* [Task instructions] Write out all entries word for word.

* [Source material]
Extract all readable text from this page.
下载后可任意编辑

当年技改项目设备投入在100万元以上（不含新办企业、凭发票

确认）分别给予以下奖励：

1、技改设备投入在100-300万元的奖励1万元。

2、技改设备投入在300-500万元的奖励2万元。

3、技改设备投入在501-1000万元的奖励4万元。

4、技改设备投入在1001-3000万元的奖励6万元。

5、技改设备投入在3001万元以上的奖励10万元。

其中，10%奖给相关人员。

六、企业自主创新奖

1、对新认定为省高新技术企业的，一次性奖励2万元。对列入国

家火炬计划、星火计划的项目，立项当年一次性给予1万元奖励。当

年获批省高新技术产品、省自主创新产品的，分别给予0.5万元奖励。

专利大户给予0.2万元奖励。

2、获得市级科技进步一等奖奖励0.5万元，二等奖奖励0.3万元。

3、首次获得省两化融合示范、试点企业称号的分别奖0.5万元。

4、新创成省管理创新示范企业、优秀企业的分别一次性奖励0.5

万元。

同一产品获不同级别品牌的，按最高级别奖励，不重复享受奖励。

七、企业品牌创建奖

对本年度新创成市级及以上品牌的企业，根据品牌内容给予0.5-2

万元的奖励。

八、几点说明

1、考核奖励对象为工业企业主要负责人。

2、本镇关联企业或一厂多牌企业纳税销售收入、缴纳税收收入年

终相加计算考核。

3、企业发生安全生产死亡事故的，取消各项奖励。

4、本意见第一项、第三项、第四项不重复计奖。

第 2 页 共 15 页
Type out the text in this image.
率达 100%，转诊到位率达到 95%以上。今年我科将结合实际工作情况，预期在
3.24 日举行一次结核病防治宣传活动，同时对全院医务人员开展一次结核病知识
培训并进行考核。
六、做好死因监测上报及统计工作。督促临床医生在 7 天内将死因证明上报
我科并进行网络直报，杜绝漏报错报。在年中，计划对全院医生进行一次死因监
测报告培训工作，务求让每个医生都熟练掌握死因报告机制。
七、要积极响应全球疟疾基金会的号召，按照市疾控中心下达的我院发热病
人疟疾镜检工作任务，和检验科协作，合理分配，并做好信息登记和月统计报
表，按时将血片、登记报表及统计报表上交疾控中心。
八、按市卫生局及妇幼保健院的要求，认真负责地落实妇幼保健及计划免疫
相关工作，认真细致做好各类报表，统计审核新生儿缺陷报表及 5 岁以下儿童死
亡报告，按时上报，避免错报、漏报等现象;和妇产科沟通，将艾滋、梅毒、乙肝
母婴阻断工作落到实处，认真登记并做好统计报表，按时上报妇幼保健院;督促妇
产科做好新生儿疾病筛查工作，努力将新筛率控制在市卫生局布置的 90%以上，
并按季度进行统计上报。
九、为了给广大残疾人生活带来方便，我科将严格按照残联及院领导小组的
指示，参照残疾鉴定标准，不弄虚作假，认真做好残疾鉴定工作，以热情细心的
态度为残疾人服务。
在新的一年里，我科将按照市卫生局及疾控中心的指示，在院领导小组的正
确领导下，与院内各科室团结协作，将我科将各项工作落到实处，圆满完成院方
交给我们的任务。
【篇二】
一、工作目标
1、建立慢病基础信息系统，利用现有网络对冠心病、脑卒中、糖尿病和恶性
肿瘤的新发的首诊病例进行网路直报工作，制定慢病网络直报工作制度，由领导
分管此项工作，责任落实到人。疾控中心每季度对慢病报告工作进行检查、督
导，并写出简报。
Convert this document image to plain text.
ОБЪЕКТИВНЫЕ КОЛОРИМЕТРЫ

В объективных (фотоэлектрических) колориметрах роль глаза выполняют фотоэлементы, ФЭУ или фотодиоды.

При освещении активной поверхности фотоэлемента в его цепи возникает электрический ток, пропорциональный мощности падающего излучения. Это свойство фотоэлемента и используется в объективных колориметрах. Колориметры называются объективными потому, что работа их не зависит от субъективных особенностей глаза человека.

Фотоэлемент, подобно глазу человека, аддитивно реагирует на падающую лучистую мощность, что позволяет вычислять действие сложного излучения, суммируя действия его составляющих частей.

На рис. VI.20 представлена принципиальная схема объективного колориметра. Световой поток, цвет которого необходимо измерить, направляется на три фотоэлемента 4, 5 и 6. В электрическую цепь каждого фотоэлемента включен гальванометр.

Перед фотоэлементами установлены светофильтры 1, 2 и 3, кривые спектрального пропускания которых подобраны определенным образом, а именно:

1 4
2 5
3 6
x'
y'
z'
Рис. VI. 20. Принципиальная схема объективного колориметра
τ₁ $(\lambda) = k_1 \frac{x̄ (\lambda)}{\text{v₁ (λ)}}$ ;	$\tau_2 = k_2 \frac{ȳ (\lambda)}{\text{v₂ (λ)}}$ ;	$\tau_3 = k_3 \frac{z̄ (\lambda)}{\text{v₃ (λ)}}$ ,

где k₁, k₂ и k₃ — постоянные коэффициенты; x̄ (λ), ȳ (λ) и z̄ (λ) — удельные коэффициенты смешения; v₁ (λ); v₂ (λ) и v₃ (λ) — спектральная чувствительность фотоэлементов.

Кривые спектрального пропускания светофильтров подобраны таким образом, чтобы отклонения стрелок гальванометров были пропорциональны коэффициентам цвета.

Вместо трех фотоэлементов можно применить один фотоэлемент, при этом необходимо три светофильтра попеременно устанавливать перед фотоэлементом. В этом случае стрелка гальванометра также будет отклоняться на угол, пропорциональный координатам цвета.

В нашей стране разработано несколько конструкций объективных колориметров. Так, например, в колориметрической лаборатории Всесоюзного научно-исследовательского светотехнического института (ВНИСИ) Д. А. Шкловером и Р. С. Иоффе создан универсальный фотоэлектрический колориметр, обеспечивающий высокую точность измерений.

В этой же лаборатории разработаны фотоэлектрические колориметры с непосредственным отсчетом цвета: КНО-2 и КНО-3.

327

* [The result]
Extract all readable text from this page.
下载后可任意编辑

当年技改项目设备投入在100万元以上（不含新办企业、凭发票

确认）分别给予以下奖励：

1、技改设备投入在100-300万元的奖励1万元。

2、技改设备投入在300-500万元的奖励2万元。

3、技改设备投入在501-1000万元的奖励4万元。

4、技改设备投入在1001-3000万元的奖励6万元。

5、技改设备投入在3001万元以上的奖励10万元。

其中，10%奖给相关人员。

六、企业自主创新奖

1、对新认定为省高新技术企业的，一次性奖励2万元。对列入国

家火炬计划、星火计划的项目，立项当年一次性给予1万元奖励。当

年获批省高新技术产品、省自主创新产品的，分别给予0.5万元奖励。

专利大户给予0.2万元奖励。

2、获得市级科技进步一等奖奖励0.5万元，二等奖奖励0.3万元。

3、首次获得省两化融合示范、试点企业称号的分别奖0.5万元。

4、新创成省管理创新示范企业、优秀企业的分别一次性奖励0.5

万元。

同一产品获不同级别品牌的，按最高级别奖励，不重复享受奖励。

七、企业品牌创建奖

对本年度新创成市级及以上品牌的企业，根据品牌内容给予0.5-2

万元的奖励。

八、几点说明

1、考核奖励对象为工业企业主要负责人。

2、本镇关联企业或一厂多牌企业纳税销售收入、缴纳税收收入年

终相加计算考核。

3、企业发生安全生产死亡事故的，取消各项奖励。

4、本意见第一项、第三项、第四项不重复计奖。

第 2 页 共 15 页
Type out the text in this image.
率达 100%，转诊到位率达到 95%以上。今年我科将结合实际工作情况，预期在
3.24 日举行一次结核病防治宣传活动，同时对全院医务人员开展一次结核病知识
培训并进行考核。
六、做好死因监测上报及统计工作。督促临床医生在 7 天内将死因证明上报
我科并进行网络直报，杜绝漏报错报。在年中，计划对全院医生进行一次死因监
测报告培训工作，务求让每个医生都熟练掌握死因报告机制。
七、要积极响应全球疟疾基金会的号召，按照市疾控中心下达的我院发热病
人疟疾镜检工作任务，和检验科协作，合理分配，并做好信息登记和月统计报
表，按时将血片、登记报表及统计报表上交疾控中心。
八、按市卫生局及妇幼保健院的要求，认真负责地落实妇幼保健及计划免疫
相关工作，认真细致做好各类报表，统计审核新生儿缺陷报表及 5 岁以下儿童死
亡报告，按时上报，避免错报、漏报等现象;和妇产科沟通，将艾滋、梅毒、乙肝
母婴阻断工作落到实处，认真登记并做好统计报表，按时上报妇幼保健院;督促妇
产科做好新生儿疾病筛查工作，努力将新筛率控制在市卫生局布置的 90%以上，
并按季度进行统计上报。
九、为了给广大残疾人生活带来方便，我科将严格按照残联及院领导小组的
指示，参照残疾鉴定标准，不弄虚作假，认真做好残疾鉴定工作，以热情细心的
态度为残疾人服务。
在新的一年里，我科将按照市卫生局及疾控中心的指示，在院领导小组的正
确领导下，与院内各科室团结协作，将我科将各项工作落到实处，圆满完成院方
交给我们的任务。
【篇二】
一、工作目标
1、建立慢病基础信息系统，利用现有网络对冠心病、脑卒中、糖尿病和恶性
肿瘤的新发的首诊病例进行网路直报工作，制定慢病网络直报工作制度，由领导
分管此项工作，责任落实到人。疾控中心每季度对慢病报告工作进行检查、督
导，并写出简报。
Convert this document image to plain text.
ОБЪЕКТИВНЫЕ КОЛОРИМЕТРЫ

В объективных (фотоэлектрических) колориметрах роль глаза выполняют фотоэлементы, ФЭУ или фотодиоды.

При освещении активной поверхности фотоэлемента в его цепи возникает электрический ток, пропорциональный мощности падающего излучения. Это свойство фотоэлемента и используется в объективных колориметрах. Колориметры называются объективными потому, что работа их не зависит от субъективных особенностей глаза человека.

Фотоэлемент, подобно глазу человека, аддитивно реагирует на падающую лучистую мощность, что позволяет вычислять действие сложного излучения, суммируя действия его составляющих частей.

На рис. VI.20 представлена принципиальная схема объективного колориметра. Световой поток, цвет которого необходимо измерить, направляется на три фотоэлемента 4, 5 и 6. В электрическую цепь каждого фотоэлемента включен гальванометр.

Перед фотоэлементами установлены светофильтры 1, 2 и 3, кривые спектрального пропускания которых подобраны определенным образом, а именно:

1 4
2 5
3 6
x'
y'
z'
Рис. VI. 20. Принципиальная схема объективного колориметра
τ₁ $(\lambda) = k_1 \frac{x̄ (\lambda)}{\text{v₁ (λ)}}$ ;	$\tau_2 = k_2 \frac{ȳ (\lambda)}{\text{v₂ (λ)}}$ ;	$\tau_3 = k_3 \frac{z̄ (\lambda)}{\text{v₃ (λ)}}$ ,

где k₁, k₂ и k₃ — постоянные коэффициенты; x̄ (λ), ȳ (λ) и z̄ (λ) — удельные коэффициенты смешения; v₁ (λ); v₂ (λ) и v₃ (λ) — спектральная чувствительность фотоэлементов.

Кривые спектрального пропускания светофильтров подобраны таким образом, чтобы отклонения стрелок гальванометров были пропорциональны коэффициентам цвета.

Вместо трех фотоэлементов можно применить один фотоэлемент, при этом необходимо три светофильтра попеременно устанавливать перед фотоэлементом. В этом случае стрелка гальванометра также будет отклоняться на угол, пропорциональный координатам цвета.

В нашей стране разработано несколько конструкций объективных колориметров. Так, например, в колориметрической лаборатории Всесоюзного научно-исследовательского светотехнического института (ВНИСИ) Д. А. Шкловером и Р. С. Иоффе создан универсальный фотоэлектрический колориметр, обеспечивающий высокую точность измерений.

В этой же лаборатории разработаны фотоэлектрические колориметры с непосредственным отсчетом цвета: КНО-2 и КНО-3.

327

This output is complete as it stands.